WHAT THE TASK REQUIRES
Copy out the whole listing exactly as written, leaving the pictures behind.
[Begin MATERIAL FOR THE TASK]
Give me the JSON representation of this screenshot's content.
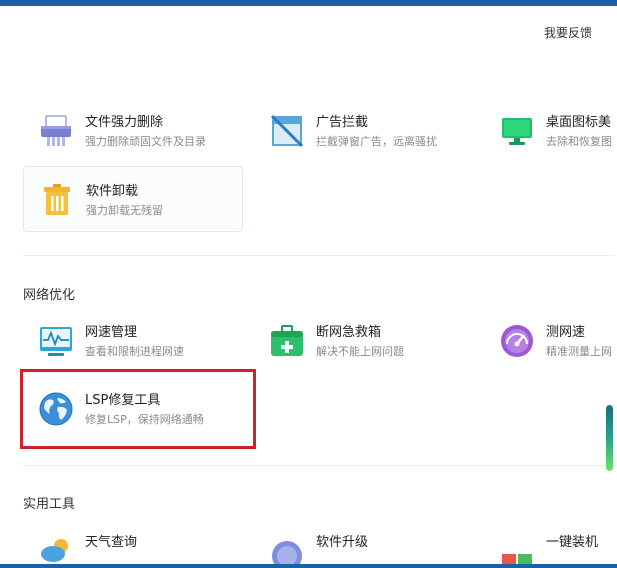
{
  "header": {
    "feedback_label": "我要反馈"
  },
  "system_tools": {
    "items": [
      {
        "title": "文件强力删除",
        "desc": "强力删除顽固文件及目录",
        "icon": "shredder-icon"
      },
      {
        "title": "广告拦截",
        "desc": "拦截弹窗广告，远离骚扰",
        "icon": "ad-block-icon"
      },
      {
        "title": "桌面图标美",
        "desc": "去除和恢复图",
        "icon": "desktop-icon"
      },
      {
        "title": "软件卸载",
        "desc": "强力卸载无残留",
        "icon": "trash-icon"
      }
    ]
  },
  "network": {
    "title": "网络优化",
    "items": [
      {
        "title": "网速管理",
        "desc": "查看和限制进程网速",
        "icon": "monitor-chart-icon"
      },
      {
        "title": "断网急救箱",
        "desc": "解决不能上网问题",
        "icon": "first-aid-kit-icon"
      },
      {
        "title": "测网速",
        "desc": "精准测量上网",
        "icon": "speedometer-icon"
      },
      {
        "title": "LSP修复工具",
        "desc": "修复LSP，保持网络通畅",
        "icon": "globe-icon"
      }
    ]
  },
  "utilities": {
    "title": "实用工具",
    "items": [
      {
        "title": "天气查询",
        "icon": "weather-icon"
      },
      {
        "title": "软件升级",
        "icon": "upgrade-icon"
      },
      {
        "title": "一键装机",
        "icon": "install-icon"
      }
    ]
  },
  "colors": {
    "accent": "#1d5fa8",
    "highlight": "#cc2229"
  }
}
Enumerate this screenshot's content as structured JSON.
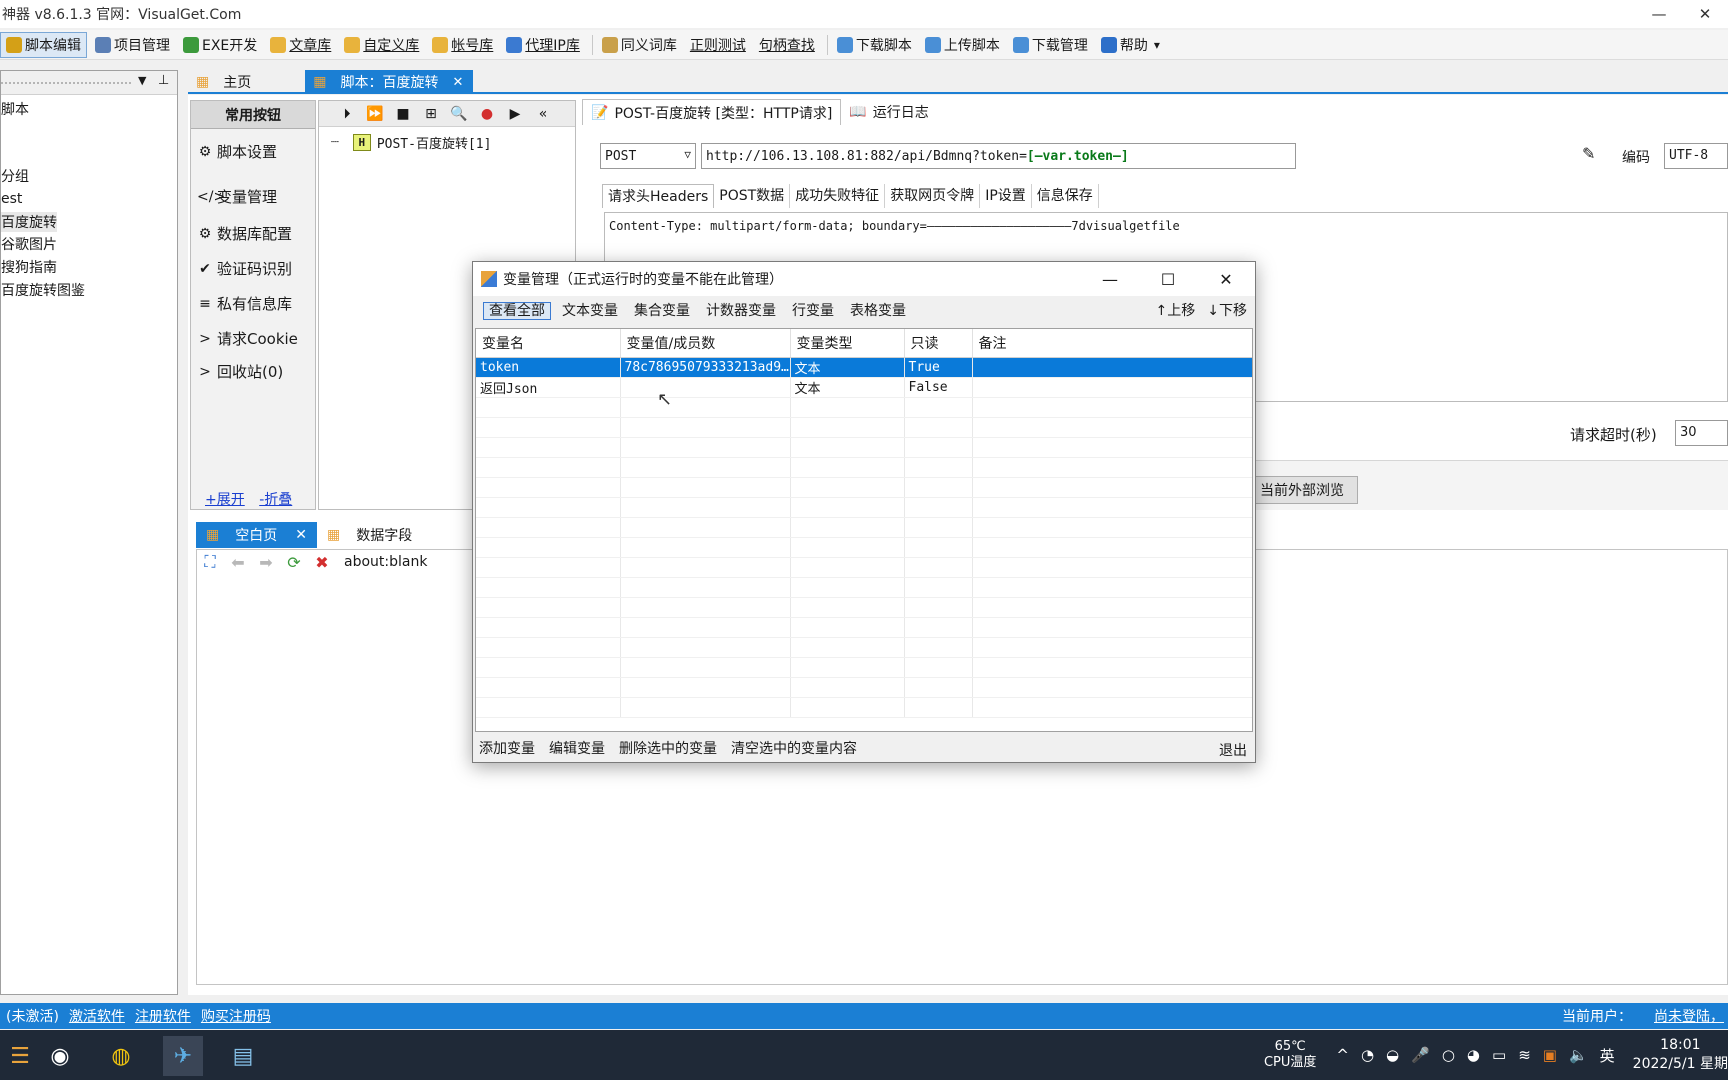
[End MATERIAL FOR THE TASK]
FULL OUTPUT
Give me the JSON representation of this screenshot's content.
{
  "header": {
    "feedback_label": "我要反馈"
  },
  "system_tools": {
    "items": [
      {
        "title": "文件强力删除",
        "desc": "强力删除顽固文件及目录",
        "icon": "shredder-icon"
      },
      {
        "title": "广告拦截",
        "desc": "拦截弹窗广告，远离骚扰",
        "icon": "ad-block-icon"
      },
      {
        "title": "桌面图标美",
        "desc": "去除和恢复图",
        "icon": "desktop-icon"
      },
      {
        "title": "软件卸载",
        "desc": "强力卸载无残留",
        "icon": "trash-icon"
      }
    ]
  },
  "network": {
    "title": "网络优化",
    "items": [
      {
        "title": "网速管理",
        "desc": "查看和限制进程网速",
        "icon": "monitor-chart-icon"
      },
      {
        "title": "断网急救箱",
        "desc": "解决不能上网问题",
        "icon": "first-aid-kit-icon"
      },
      {
        "title": "测网速",
        "desc": "精准测量上网",
        "icon": "speedometer-icon"
      },
      {
        "title": "LSP修复工具",
        "desc": "修复LSP，保持网络通畅",
        "icon": "globe-icon"
      }
    ]
  },
  "utilities": {
    "title": "实用工具",
    "items": [
      {
        "title": "天气查询",
        "icon": "weather-icon"
      },
      {
        "title": "软件升级",
        "icon": "upgrade-icon"
      },
      {
        "title": "一键装机",
        "icon": "install-icon"
      }
    ]
  },
  "colors": {
    "accent": "#1d5fa8",
    "highlight": "#cc2229"
  }
}
Enumerate this screenshot's content as structured JSON.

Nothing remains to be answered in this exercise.